• What is needed:
Reproduce the complete listing without any deviation.

Records from a dataset:
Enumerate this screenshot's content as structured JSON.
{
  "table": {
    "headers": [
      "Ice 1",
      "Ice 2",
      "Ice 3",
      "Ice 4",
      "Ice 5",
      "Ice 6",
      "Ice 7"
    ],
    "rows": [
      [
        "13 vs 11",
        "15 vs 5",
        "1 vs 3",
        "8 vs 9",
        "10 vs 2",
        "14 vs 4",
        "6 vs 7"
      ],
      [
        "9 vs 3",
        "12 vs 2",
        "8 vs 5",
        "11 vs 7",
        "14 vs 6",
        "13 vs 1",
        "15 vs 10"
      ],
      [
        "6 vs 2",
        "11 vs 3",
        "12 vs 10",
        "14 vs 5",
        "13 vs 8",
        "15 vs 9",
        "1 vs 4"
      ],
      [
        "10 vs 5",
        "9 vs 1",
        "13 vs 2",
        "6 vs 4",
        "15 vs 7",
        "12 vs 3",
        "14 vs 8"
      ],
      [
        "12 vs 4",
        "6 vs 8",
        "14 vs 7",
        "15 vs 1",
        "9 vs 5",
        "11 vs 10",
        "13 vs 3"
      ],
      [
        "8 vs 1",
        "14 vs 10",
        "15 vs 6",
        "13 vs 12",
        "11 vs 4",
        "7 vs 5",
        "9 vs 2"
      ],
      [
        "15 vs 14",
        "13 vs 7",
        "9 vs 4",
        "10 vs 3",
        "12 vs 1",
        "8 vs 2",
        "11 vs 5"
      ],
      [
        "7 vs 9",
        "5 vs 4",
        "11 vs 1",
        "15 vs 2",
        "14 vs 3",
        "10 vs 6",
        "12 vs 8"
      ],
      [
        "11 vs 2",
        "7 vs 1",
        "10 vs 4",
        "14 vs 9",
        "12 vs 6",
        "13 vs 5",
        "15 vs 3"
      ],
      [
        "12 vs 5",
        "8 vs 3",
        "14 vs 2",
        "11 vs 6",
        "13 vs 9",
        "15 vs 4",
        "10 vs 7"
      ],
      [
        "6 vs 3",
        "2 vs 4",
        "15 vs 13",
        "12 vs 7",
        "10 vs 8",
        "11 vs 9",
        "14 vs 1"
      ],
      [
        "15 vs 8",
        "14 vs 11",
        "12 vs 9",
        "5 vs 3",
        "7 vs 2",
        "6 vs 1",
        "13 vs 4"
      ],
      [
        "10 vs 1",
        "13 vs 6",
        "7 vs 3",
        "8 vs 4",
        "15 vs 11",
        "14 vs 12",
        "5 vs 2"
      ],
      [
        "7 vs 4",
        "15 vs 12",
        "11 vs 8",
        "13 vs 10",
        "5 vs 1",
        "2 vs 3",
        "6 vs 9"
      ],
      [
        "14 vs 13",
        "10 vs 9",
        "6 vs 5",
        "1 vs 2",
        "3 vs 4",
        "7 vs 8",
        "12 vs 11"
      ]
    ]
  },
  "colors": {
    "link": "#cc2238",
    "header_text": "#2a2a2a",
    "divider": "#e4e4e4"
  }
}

• Output below:
Enumerate this screenshot's content as structured JSON.
{
  "table": {
    "headers": [
      "Ice 1",
      "Ice 2",
      "Ice 3",
      "Ice 4",
      "Ice 5",
      "Ice 6",
      "Ice 7"
    ],
    "rows": [
      [
        "13 vs 11",
        "15 vs 5",
        "1 vs 3",
        "8 vs 9",
        "10 vs 2",
        "14 vs 4",
        "6 vs 7"
      ],
      [
        "9 vs 3",
        "12 vs 2",
        "8 vs 5",
        "11 vs 7",
        "14 vs 6",
        "13 vs 1",
        "15 vs 10"
      ],
      [
        "6 vs 2",
        "11 vs 3",
        "12 vs 10",
        "14 vs 5",
        "13 vs 8",
        "15 vs 9",
        "1 vs 4"
      ],
      [
        "10 vs 5",
        "9 vs 1",
        "13 vs 2",
        "6 vs 4",
        "15 vs 7",
        "12 vs 3",
        "14 vs 8"
      ],
      [
        "12 vs 4",
        "6 vs 8",
        "14 vs 7",
        "15 vs 1",
        "9 vs 5",
        "11 vs 10",
        "13 vs 3"
      ],
      [
        "8 vs 1",
        "14 vs 10",
        "15 vs 6",
        "13 vs 12",
        "11 vs 4",
        "7 vs 5",
        "9 vs 2"
      ],
      [
        "15 vs 14",
        "13 vs 7",
        "9 vs 4",
        "10 vs 3",
        "12 vs 1",
        "8 vs 2",
        "11 vs 5"
      ],
      [
        "7 vs 9",
        "5 vs 4",
        "11 vs 1",
        "15 vs 2",
        "14 vs 3",
        "10 vs 6",
        "12 vs 8"
      ],
      [
        "11 vs 2",
        "7 vs 1",
        "10 vs 4",
        "14 vs 9",
        "12 vs 6",
        "13 vs 5",
        "15 vs 3"
      ],
      [
        "12 vs 5",
        "8 vs 3",
        "14 vs 2",
        "11 vs 6",
        "13 vs 9",
        "15 vs 4",
        "10 vs 7"
      ],
      [
        "6 vs 3",
        "2 vs 4",
        "15 vs 13",
        "12 vs 7",
        "10 vs 8",
        "11 vs 9",
        "14 vs 1"
      ],
      [
        "15 vs 8",
        "14 vs 11",
        "12 vs 9",
        "5 vs 3",
        "7 vs 2",
        "6 vs 1",
        "13 vs 4"
      ],
      [
        "10 vs 1",
        "13 vs 6",
        "7 vs 3",
        "8 vs 4",
        "15 vs 11",
        "14 vs 12",
        "5 vs 2"
      ],
      [
        "7 vs 4",
        "15 vs 12",
        "11 vs 8",
        "13 vs 10",
        "5 vs 1",
        "2 vs 3",
        "6 vs 9"
      ],
      [
        "14 vs 13",
        "10 vs 9",
        "6 vs 5",
        "1 vs 2",
        "3 vs 4",
        "7 vs 8",
        "12 vs 11"
      ]
    ]
  },
  "colors": {
    "link": "#cc2238",
    "header_text": "#2a2a2a",
    "divider": "#e4e4e4"
  }
}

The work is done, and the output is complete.